TASK MATERIAL:

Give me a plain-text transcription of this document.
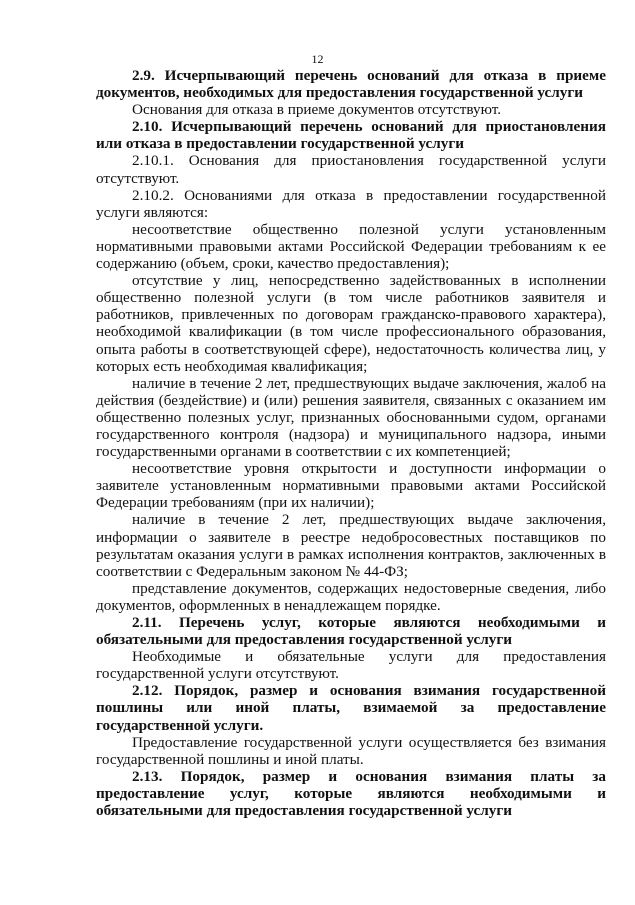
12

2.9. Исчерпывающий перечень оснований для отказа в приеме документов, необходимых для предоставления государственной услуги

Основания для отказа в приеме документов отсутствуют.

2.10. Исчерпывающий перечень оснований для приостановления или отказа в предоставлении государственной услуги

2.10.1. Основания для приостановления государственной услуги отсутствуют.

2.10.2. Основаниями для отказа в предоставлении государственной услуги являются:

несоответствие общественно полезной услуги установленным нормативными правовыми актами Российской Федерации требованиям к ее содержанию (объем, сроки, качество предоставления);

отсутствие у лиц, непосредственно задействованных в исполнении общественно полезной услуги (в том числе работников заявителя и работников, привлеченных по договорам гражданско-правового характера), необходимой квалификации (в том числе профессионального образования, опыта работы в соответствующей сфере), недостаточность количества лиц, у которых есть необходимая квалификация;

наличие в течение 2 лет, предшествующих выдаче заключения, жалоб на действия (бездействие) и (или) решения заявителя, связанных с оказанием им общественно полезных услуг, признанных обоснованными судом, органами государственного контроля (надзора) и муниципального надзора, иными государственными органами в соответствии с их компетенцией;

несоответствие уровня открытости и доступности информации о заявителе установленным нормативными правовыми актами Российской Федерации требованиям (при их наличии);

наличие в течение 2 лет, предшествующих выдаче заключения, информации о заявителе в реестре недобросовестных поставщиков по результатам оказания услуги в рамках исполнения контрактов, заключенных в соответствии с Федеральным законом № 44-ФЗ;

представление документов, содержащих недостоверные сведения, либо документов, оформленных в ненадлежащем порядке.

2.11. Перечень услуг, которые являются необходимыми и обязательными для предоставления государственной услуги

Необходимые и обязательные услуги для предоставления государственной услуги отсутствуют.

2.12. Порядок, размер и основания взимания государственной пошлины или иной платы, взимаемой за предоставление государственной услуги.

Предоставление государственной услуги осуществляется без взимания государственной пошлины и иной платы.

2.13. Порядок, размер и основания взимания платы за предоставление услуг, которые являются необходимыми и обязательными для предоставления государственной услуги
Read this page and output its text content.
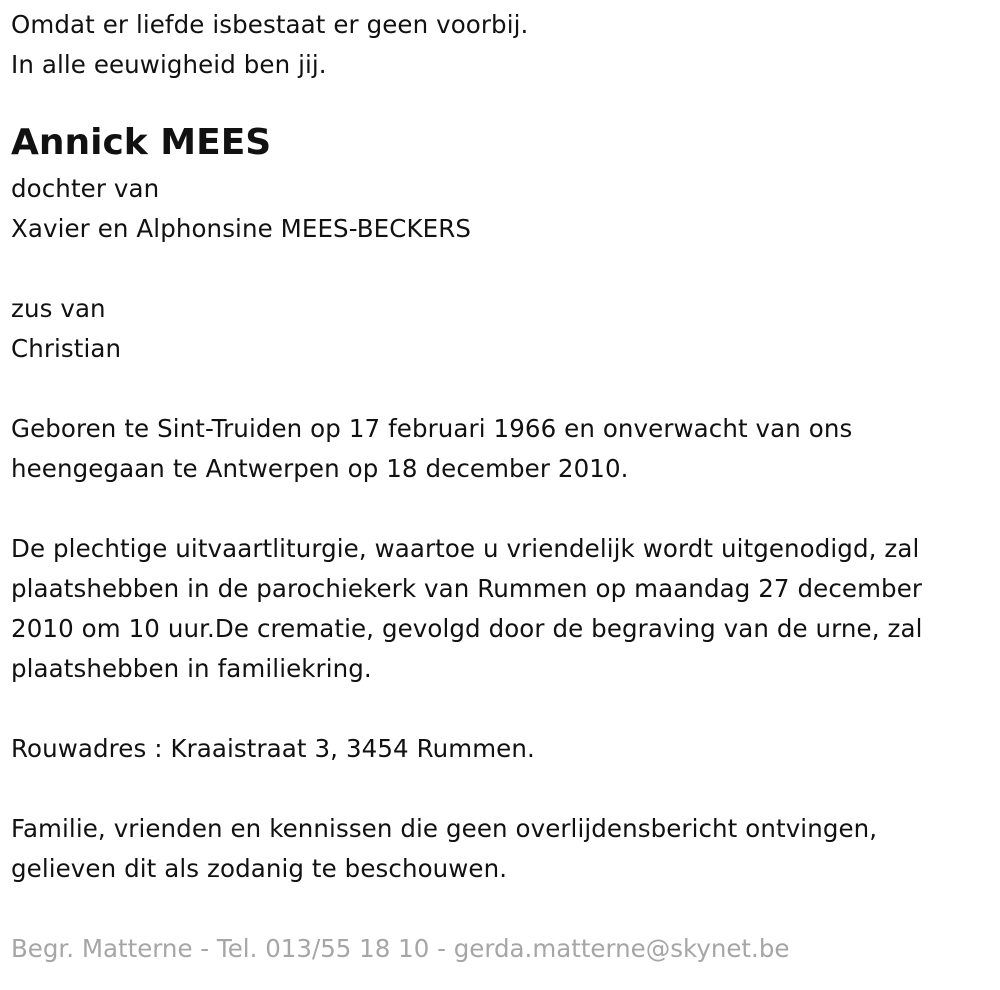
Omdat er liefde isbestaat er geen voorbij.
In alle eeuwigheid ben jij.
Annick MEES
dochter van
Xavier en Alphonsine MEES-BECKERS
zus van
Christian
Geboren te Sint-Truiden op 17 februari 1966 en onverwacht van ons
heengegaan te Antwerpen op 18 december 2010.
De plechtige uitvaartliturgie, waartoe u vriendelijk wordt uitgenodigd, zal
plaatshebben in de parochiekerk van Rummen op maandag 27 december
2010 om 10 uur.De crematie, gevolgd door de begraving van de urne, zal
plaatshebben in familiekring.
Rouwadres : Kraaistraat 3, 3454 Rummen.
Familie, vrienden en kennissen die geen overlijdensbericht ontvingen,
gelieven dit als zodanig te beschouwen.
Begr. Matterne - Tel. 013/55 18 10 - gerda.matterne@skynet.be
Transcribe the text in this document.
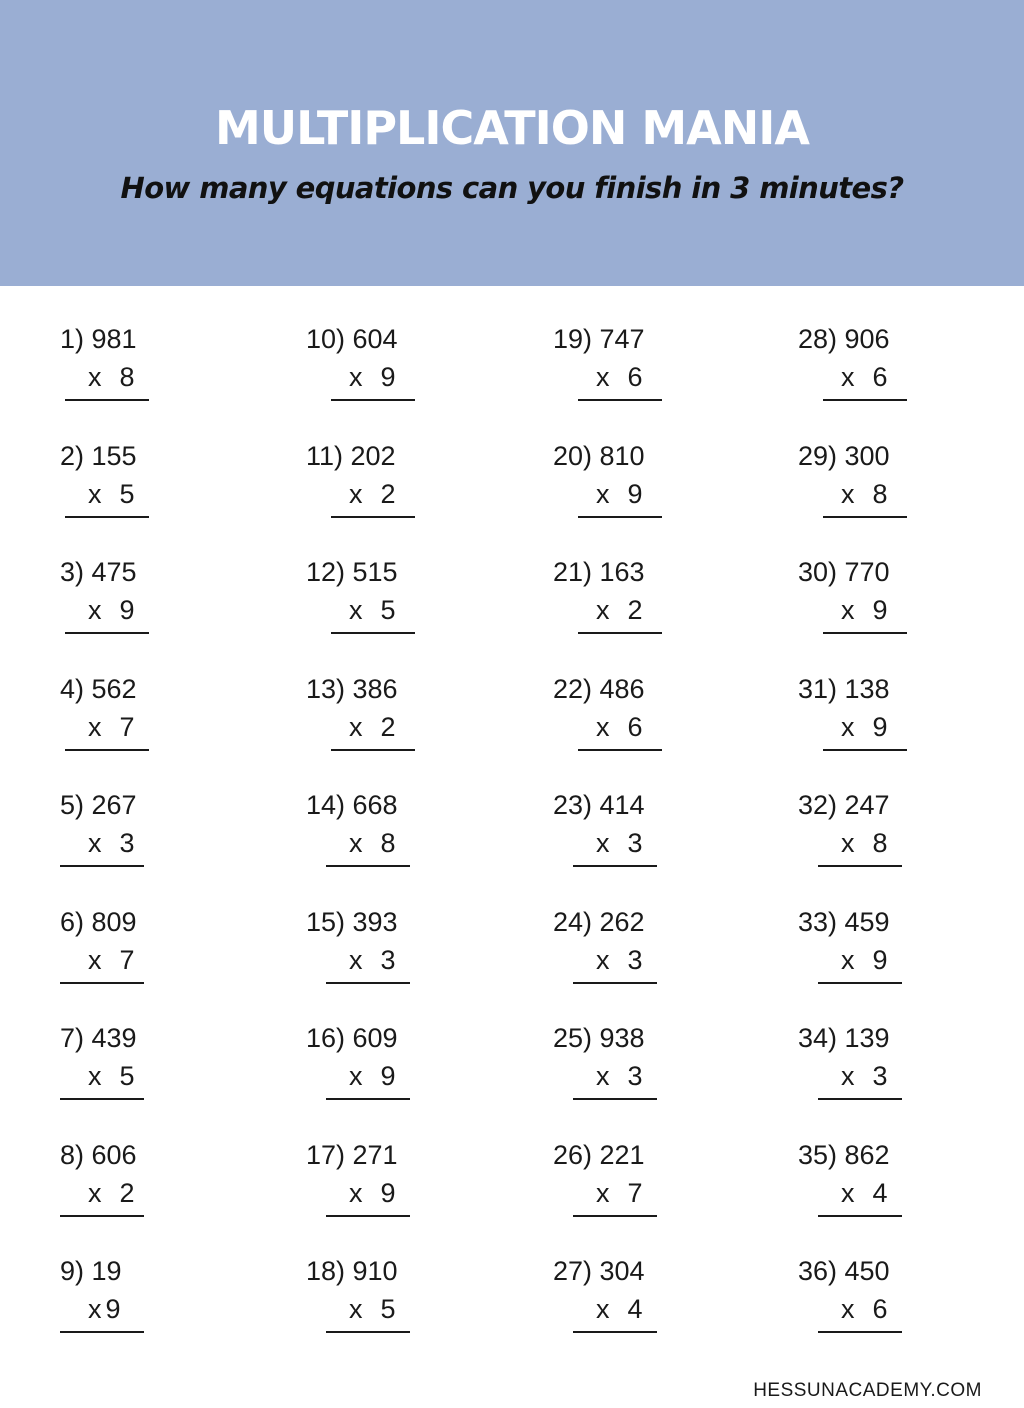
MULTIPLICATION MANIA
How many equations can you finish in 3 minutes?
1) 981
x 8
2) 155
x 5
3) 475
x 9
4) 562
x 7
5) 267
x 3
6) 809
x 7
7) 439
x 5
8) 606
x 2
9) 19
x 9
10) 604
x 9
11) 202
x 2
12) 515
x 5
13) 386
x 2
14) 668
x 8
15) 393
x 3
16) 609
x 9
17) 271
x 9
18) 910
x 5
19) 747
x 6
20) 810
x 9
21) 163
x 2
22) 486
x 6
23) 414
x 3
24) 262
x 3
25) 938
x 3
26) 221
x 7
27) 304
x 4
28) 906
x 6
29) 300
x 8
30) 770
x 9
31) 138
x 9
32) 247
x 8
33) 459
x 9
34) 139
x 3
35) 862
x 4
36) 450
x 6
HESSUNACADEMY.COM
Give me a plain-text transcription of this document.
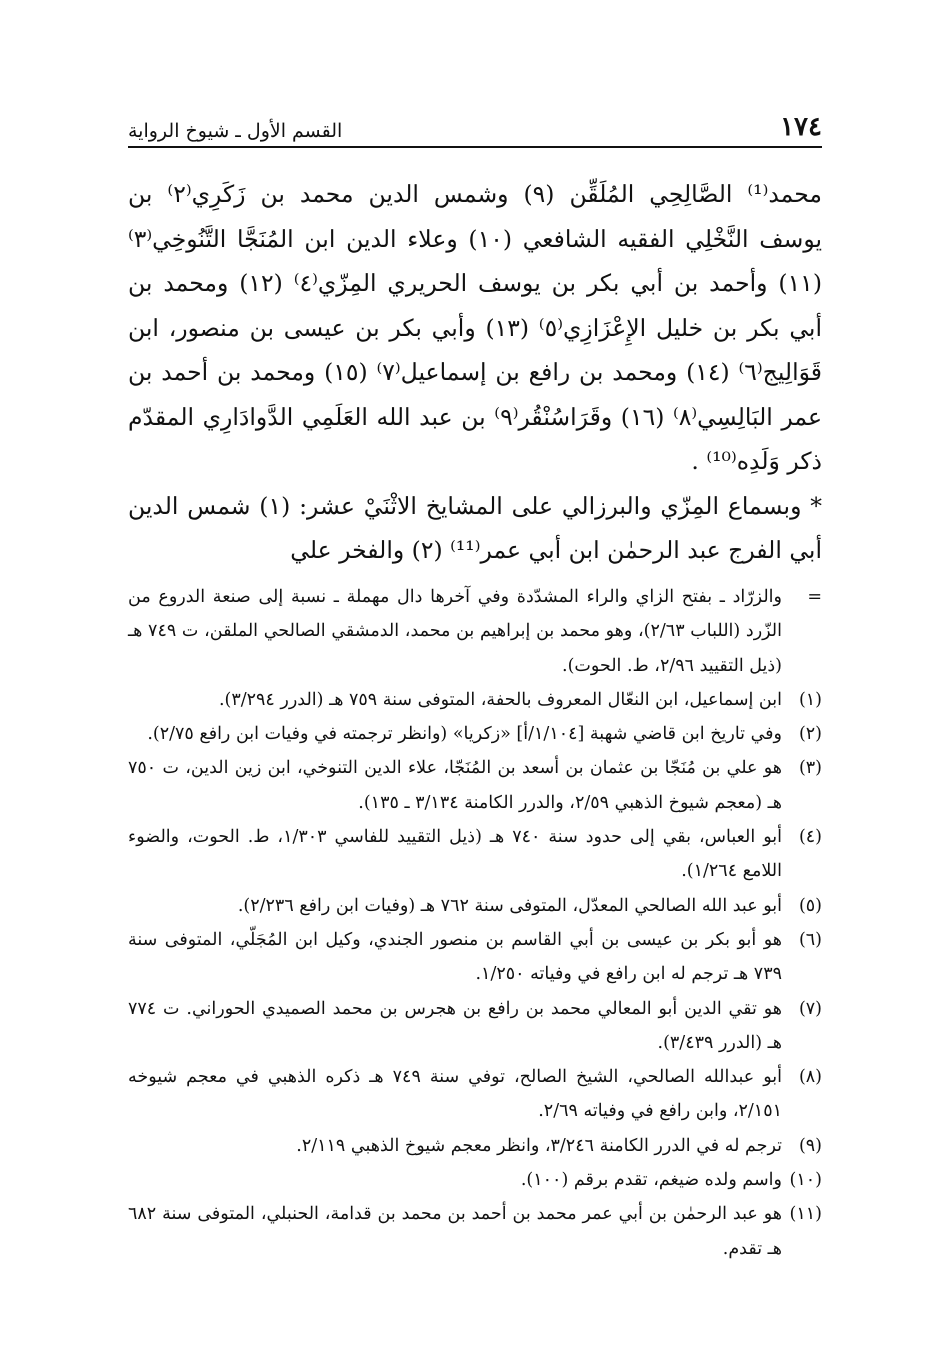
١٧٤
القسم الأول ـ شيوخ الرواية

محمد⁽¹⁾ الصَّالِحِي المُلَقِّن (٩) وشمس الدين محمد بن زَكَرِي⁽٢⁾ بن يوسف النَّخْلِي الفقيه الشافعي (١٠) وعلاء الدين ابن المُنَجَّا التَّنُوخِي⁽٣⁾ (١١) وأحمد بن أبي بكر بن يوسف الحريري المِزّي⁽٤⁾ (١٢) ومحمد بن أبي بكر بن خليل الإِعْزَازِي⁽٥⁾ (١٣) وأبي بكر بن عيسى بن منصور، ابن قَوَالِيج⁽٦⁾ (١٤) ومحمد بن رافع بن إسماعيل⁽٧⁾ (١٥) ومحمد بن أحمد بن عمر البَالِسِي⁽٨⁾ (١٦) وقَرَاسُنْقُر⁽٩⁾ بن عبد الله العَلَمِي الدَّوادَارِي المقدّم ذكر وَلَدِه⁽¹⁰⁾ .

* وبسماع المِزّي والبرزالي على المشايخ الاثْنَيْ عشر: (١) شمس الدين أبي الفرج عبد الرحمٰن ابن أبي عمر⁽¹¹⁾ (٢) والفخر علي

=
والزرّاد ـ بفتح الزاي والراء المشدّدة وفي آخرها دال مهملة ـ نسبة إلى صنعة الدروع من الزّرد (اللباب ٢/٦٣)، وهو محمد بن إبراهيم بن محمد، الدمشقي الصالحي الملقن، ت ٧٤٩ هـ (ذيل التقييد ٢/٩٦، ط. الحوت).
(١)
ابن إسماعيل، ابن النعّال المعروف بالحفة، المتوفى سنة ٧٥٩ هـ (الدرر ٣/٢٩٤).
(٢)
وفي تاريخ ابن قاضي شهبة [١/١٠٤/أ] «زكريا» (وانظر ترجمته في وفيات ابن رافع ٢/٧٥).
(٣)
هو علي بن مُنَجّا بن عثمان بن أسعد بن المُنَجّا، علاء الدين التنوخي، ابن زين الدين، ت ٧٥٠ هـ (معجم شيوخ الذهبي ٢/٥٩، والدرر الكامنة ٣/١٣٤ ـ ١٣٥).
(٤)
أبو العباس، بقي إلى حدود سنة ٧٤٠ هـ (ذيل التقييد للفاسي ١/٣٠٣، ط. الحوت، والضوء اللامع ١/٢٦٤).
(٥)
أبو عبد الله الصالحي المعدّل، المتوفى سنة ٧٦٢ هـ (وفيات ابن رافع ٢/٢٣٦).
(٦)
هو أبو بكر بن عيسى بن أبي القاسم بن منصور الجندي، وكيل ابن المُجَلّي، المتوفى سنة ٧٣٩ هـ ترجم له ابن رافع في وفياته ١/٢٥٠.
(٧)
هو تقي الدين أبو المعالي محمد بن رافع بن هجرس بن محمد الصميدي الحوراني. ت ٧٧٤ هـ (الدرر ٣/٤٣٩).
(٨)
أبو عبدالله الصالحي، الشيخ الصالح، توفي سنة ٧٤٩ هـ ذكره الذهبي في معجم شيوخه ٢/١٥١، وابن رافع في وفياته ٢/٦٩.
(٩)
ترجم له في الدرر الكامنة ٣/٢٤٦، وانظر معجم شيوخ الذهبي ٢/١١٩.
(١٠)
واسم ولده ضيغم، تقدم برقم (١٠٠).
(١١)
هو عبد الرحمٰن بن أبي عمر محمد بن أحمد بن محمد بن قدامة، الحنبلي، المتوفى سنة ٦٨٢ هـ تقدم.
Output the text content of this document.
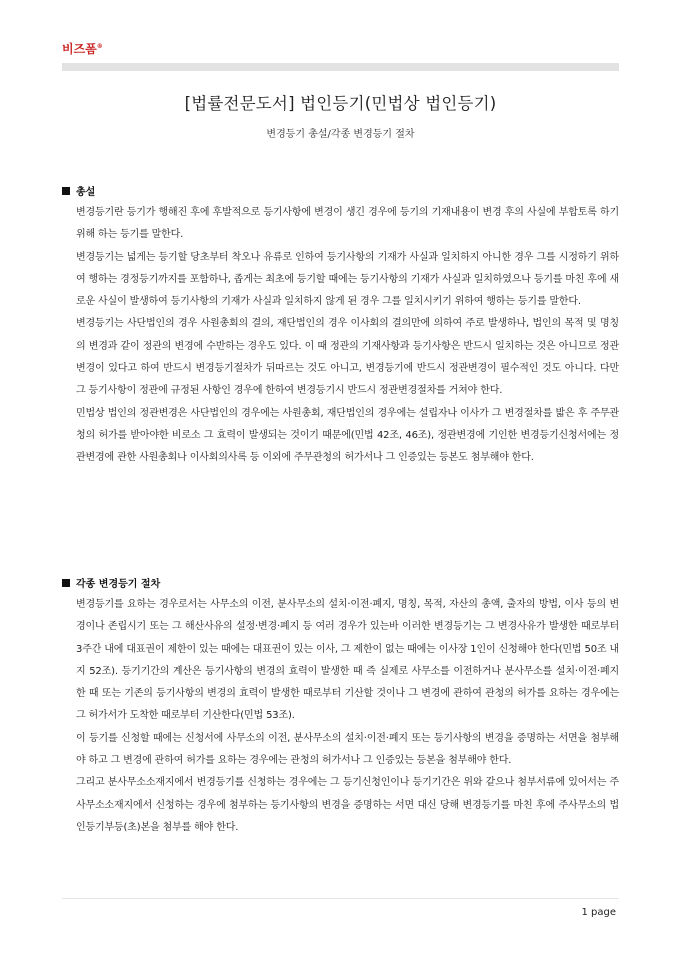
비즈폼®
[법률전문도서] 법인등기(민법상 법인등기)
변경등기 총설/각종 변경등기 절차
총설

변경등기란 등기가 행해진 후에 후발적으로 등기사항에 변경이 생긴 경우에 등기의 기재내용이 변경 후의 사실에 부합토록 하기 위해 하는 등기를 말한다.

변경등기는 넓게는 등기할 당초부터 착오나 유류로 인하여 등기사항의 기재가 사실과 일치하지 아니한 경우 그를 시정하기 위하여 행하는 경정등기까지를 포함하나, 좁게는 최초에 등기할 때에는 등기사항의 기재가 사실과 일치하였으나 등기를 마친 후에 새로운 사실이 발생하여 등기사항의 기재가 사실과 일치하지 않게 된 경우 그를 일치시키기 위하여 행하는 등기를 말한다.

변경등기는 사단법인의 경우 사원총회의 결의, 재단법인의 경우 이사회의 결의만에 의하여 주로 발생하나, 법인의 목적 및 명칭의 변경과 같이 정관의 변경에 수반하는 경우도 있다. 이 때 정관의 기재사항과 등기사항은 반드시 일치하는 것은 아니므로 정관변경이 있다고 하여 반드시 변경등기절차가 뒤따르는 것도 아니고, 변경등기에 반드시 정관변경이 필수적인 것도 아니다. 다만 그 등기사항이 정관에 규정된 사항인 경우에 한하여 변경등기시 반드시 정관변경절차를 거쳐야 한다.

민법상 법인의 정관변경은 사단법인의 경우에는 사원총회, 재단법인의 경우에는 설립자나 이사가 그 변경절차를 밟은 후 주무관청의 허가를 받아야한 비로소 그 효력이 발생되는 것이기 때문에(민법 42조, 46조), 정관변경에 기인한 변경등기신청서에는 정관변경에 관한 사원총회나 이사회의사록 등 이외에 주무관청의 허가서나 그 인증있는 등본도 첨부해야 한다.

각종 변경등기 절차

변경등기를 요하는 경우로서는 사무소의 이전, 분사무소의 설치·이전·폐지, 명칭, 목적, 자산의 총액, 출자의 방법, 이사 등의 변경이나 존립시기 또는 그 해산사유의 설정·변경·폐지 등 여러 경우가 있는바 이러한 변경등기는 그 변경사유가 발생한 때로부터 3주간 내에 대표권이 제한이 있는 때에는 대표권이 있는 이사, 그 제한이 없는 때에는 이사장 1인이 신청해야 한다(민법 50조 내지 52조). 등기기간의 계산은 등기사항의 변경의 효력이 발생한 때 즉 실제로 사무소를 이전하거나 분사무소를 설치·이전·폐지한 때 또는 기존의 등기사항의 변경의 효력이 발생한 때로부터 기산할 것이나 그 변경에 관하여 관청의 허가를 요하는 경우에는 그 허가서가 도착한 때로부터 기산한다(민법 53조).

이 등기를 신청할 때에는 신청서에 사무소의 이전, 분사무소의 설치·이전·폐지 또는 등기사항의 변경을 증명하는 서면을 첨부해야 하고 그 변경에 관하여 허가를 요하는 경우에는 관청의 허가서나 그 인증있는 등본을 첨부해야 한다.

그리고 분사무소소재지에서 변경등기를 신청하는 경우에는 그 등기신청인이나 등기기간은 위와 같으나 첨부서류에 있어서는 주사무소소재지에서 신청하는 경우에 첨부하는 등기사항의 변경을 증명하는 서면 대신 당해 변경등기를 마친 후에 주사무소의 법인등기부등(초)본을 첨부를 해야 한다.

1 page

GOAL: Only a number is wanted: how many lines contain the word "وفياته"?

TASK SOLUTION: 2